> [WHAT THE EXERCISE ASKS]: Collect every line of the records below that contains the word "путей".

> [THE INPUT]:
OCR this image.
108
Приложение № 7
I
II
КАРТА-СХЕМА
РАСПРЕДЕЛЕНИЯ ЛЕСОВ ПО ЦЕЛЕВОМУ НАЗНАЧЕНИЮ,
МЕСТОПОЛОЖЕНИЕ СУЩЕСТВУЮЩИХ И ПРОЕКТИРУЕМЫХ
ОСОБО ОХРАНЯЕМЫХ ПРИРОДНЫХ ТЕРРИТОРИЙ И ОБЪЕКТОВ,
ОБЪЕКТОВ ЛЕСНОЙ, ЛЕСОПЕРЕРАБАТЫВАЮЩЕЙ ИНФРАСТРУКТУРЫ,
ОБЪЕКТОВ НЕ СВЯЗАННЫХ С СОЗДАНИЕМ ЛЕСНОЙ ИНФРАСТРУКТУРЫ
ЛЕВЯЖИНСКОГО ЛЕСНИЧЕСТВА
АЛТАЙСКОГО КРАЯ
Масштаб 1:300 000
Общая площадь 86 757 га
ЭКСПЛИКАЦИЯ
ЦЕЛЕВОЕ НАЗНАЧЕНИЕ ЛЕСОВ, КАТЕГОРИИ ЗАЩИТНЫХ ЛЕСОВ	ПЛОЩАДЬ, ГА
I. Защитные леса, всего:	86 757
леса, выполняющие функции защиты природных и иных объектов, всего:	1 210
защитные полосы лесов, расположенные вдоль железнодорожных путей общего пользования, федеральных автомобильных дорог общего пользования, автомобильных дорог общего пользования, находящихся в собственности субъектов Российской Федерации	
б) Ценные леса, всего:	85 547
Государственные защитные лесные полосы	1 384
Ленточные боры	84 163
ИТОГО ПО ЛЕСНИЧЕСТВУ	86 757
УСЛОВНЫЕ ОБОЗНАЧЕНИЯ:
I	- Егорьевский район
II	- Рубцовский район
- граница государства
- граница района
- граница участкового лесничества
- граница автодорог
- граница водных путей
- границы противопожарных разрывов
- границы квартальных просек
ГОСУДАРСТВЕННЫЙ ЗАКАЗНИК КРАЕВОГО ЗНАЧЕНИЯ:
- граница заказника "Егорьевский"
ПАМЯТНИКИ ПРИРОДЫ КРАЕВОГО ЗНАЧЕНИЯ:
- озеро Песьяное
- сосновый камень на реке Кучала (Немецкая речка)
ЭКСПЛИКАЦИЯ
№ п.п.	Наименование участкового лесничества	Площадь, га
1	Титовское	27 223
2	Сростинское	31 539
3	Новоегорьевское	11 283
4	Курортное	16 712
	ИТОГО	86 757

> [FINAL RESULT]:
защитные полосы лесов, расположенные вдоль железнодорожных путей общего пользования, федеральных автомобильных дорог общего пользования, автомобильных дорог общего пользования, находящихся в собственности субъектов Российской Федерации	
- граница водных путей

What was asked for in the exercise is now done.